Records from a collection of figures
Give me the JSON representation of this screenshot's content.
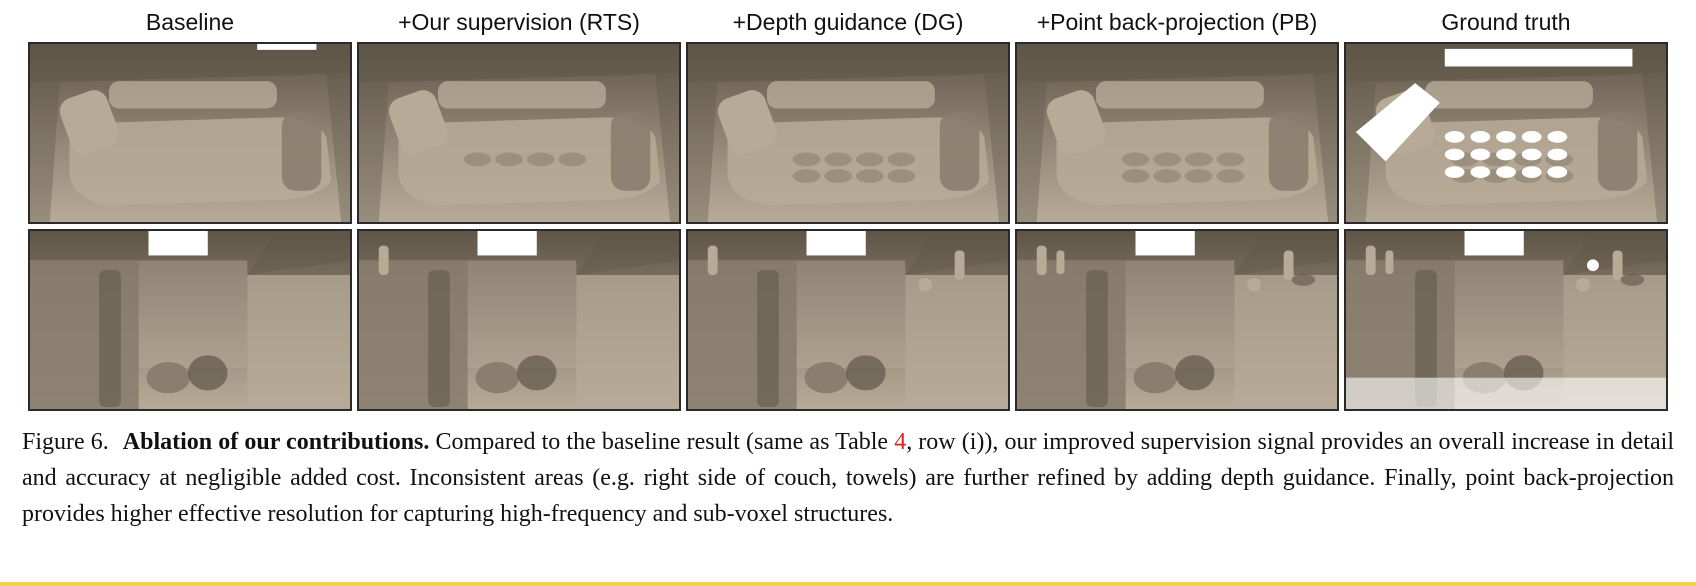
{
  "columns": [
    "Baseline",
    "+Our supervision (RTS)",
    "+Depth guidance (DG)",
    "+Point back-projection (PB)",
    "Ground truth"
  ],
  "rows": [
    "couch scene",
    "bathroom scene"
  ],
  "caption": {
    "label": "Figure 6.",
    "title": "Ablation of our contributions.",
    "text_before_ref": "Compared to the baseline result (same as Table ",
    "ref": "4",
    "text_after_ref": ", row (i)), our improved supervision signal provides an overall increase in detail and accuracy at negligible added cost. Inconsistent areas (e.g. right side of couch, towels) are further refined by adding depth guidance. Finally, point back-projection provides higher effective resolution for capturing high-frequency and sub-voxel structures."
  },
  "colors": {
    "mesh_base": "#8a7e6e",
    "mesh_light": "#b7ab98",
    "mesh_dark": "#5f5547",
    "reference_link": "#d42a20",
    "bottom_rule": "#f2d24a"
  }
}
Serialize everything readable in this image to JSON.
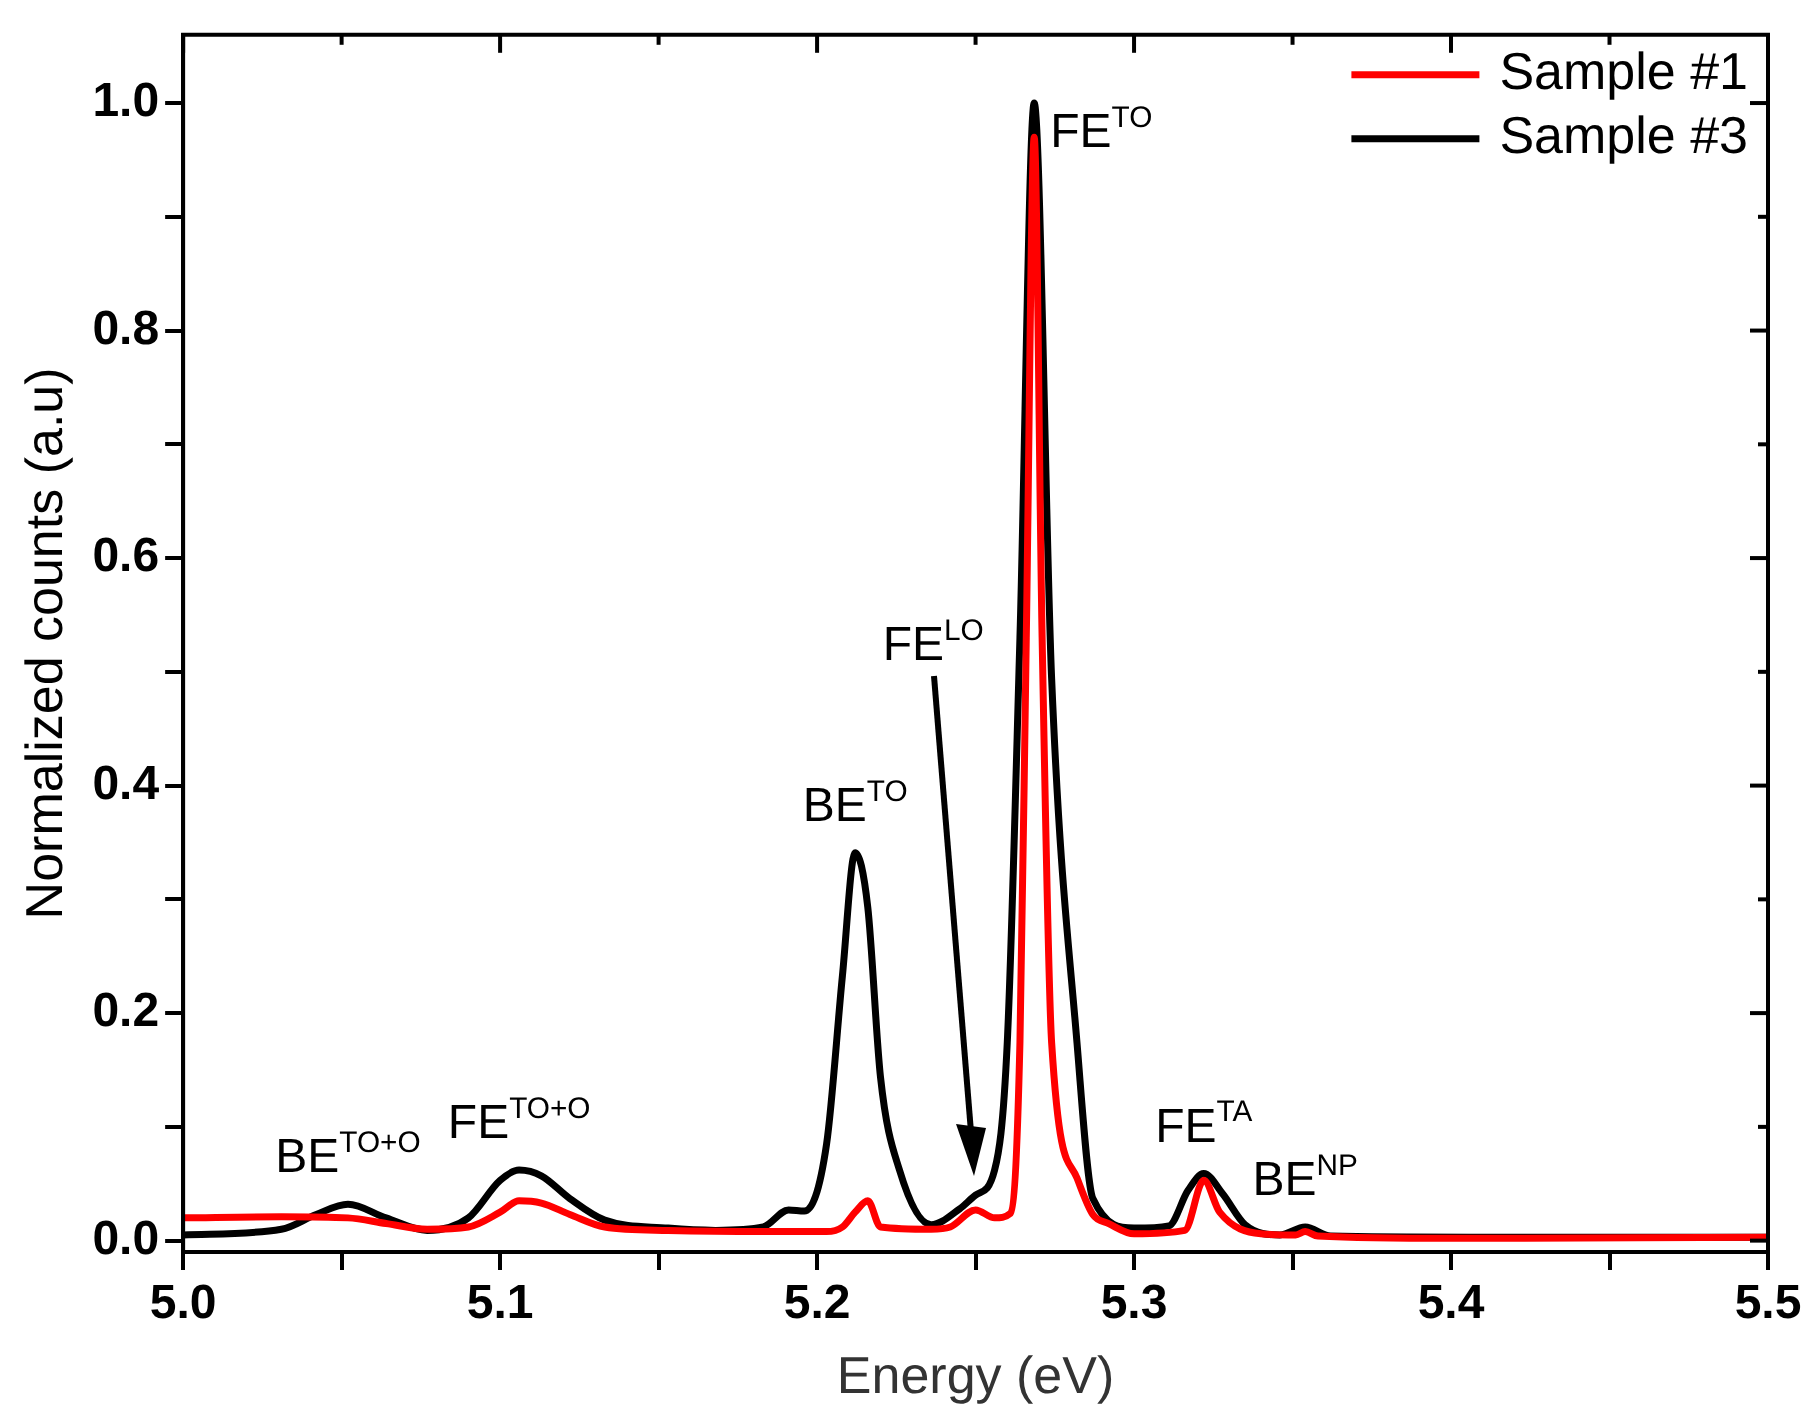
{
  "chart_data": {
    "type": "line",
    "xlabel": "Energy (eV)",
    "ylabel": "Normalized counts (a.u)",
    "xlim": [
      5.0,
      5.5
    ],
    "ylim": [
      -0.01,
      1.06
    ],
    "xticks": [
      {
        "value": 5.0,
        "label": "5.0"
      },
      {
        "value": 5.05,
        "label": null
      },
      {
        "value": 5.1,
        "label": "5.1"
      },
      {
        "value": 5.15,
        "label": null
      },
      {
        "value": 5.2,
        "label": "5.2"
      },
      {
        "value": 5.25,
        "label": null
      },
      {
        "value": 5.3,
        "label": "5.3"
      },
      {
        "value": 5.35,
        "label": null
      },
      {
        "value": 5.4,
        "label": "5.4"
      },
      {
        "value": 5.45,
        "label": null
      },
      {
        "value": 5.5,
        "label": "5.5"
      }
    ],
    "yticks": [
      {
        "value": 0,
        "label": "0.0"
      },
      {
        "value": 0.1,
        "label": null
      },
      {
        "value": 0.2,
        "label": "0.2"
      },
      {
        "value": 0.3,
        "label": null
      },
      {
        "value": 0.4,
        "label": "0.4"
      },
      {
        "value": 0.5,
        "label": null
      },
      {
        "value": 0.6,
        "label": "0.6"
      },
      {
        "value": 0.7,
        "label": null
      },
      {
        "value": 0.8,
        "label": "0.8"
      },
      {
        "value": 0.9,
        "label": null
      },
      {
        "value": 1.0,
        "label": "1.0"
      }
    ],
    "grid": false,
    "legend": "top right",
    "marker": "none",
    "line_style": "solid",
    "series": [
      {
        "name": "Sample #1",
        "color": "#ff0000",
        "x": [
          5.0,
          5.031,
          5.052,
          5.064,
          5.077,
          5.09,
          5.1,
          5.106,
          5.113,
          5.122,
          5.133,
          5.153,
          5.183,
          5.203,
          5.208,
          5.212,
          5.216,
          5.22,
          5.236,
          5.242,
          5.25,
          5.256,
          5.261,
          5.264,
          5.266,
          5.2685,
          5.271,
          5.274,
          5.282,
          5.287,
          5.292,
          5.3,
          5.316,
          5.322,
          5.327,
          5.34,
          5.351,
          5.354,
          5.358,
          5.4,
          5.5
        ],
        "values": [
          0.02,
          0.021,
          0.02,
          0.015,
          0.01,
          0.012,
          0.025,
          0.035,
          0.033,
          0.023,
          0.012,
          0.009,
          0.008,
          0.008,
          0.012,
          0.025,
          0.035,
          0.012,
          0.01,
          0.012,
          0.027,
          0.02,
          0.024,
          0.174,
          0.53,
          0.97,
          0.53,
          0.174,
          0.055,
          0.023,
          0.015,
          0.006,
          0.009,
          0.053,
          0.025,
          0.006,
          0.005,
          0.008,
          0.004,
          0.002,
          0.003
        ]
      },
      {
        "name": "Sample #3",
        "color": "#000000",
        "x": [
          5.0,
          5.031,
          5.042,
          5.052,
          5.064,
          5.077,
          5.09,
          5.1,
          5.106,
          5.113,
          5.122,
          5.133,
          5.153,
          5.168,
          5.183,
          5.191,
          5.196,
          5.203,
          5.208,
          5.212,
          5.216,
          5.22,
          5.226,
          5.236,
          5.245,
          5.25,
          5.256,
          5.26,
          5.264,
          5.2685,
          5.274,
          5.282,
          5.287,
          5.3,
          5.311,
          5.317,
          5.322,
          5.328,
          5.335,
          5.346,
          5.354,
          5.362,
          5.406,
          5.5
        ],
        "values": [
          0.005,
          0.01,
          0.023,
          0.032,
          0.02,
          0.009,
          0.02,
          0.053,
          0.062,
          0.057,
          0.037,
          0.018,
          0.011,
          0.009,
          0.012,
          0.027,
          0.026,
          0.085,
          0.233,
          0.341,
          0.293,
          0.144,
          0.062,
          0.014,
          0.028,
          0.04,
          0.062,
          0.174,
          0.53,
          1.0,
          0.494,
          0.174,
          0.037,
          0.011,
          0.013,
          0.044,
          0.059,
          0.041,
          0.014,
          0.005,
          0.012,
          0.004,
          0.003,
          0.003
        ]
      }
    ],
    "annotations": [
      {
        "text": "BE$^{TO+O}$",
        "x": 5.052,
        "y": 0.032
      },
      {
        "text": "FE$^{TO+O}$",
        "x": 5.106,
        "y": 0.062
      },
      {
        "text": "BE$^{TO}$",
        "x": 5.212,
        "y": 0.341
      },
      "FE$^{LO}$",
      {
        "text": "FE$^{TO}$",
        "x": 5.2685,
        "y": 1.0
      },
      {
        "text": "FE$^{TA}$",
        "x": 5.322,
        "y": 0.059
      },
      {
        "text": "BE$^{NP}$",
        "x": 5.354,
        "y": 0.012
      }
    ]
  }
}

==

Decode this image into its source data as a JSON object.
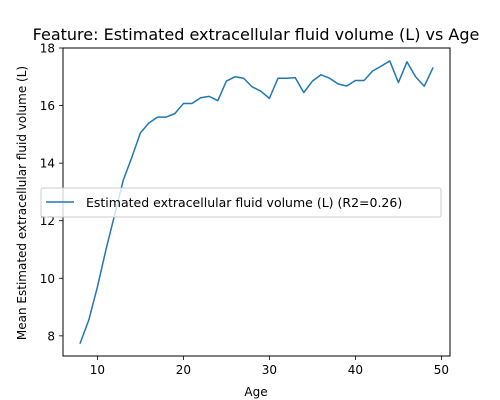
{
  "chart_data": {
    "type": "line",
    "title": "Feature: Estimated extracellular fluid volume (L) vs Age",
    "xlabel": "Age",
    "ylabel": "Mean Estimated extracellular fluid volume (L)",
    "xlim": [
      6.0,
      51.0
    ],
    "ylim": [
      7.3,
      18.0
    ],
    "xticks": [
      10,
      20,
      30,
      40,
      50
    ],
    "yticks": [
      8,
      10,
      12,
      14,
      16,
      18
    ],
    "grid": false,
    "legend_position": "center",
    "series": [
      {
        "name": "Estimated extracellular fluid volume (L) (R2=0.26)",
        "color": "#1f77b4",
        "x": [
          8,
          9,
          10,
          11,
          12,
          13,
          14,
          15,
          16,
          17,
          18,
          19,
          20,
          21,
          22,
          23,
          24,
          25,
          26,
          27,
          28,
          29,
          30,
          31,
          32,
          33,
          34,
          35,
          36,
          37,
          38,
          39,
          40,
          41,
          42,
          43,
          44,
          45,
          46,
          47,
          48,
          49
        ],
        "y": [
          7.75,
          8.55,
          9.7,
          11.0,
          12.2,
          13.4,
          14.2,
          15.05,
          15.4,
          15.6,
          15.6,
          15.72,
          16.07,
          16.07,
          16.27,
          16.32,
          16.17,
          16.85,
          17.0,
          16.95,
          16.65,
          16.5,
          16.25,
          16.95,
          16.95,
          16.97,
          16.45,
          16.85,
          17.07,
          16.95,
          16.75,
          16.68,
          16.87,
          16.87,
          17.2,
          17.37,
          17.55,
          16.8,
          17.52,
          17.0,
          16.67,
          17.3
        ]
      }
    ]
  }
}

* * *

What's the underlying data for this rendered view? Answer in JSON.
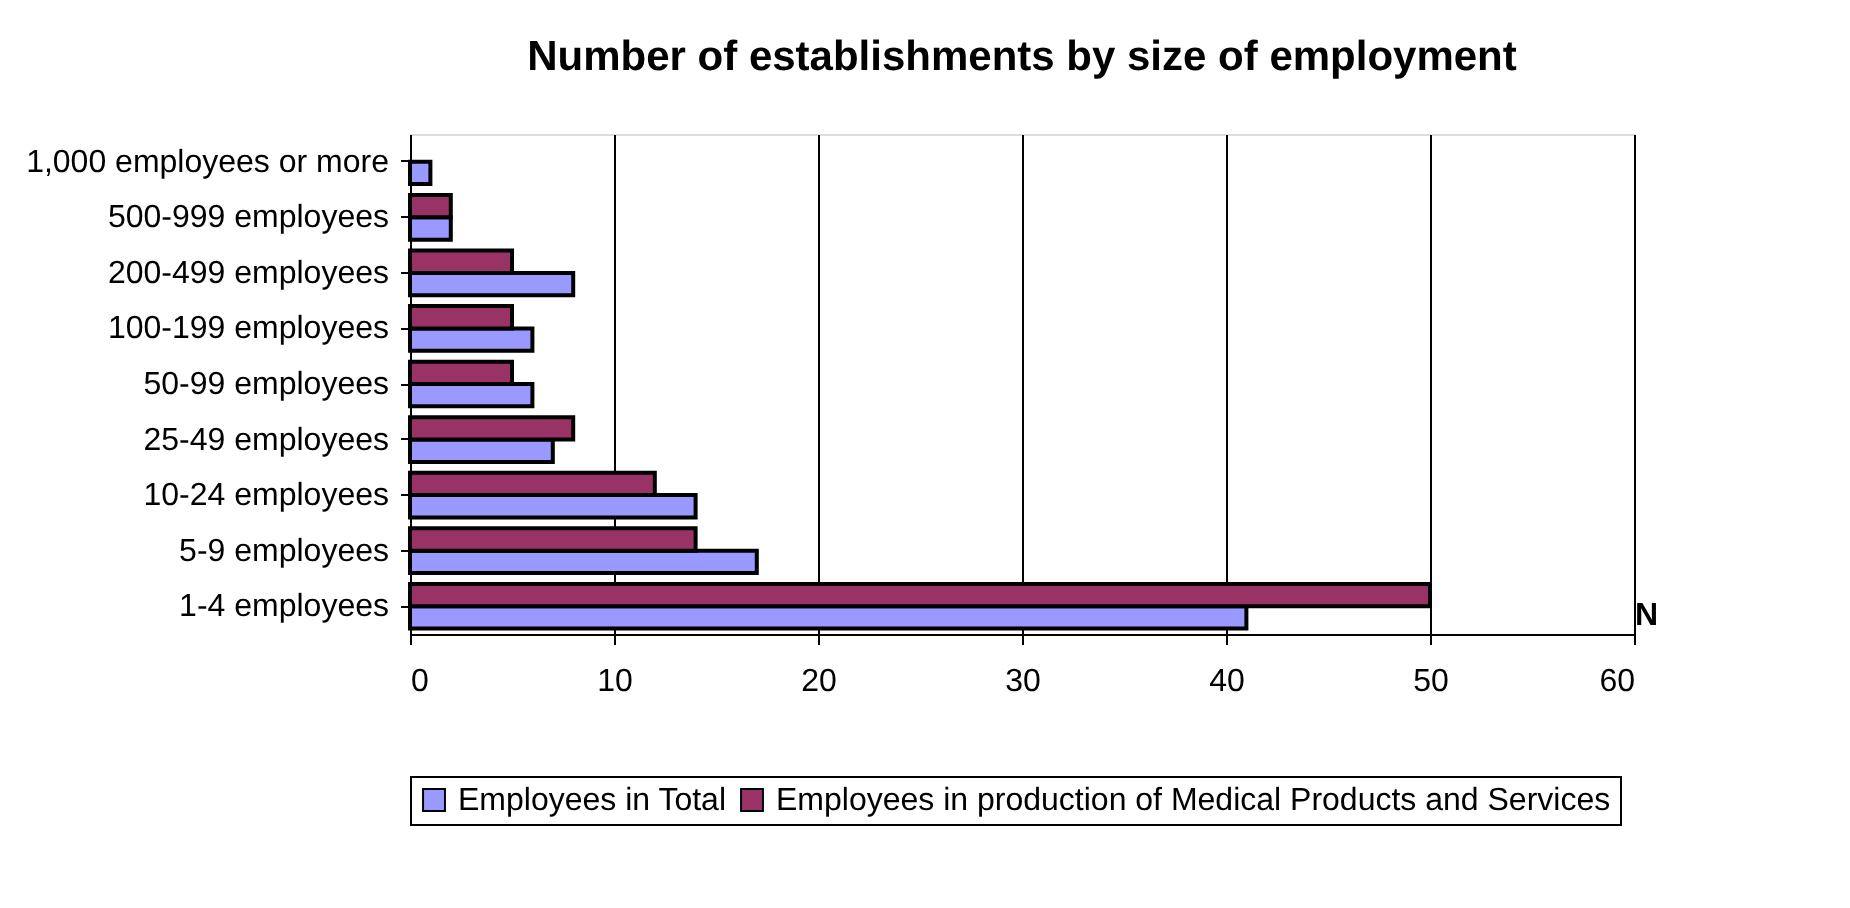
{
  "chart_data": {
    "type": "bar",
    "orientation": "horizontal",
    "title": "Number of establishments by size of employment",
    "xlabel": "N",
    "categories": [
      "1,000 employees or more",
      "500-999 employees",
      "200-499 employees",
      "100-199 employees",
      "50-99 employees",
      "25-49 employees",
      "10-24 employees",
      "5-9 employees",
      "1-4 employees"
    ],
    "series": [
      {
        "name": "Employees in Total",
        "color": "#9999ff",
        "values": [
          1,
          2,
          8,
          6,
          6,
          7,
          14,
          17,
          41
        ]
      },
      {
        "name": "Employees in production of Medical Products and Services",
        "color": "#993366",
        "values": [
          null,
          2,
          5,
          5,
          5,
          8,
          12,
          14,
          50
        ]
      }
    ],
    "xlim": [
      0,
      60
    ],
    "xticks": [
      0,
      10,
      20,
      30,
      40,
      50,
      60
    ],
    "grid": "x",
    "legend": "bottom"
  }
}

__What you need to do__
Give only the number of lines in the data that hold the string "image".

__Output of the task__
2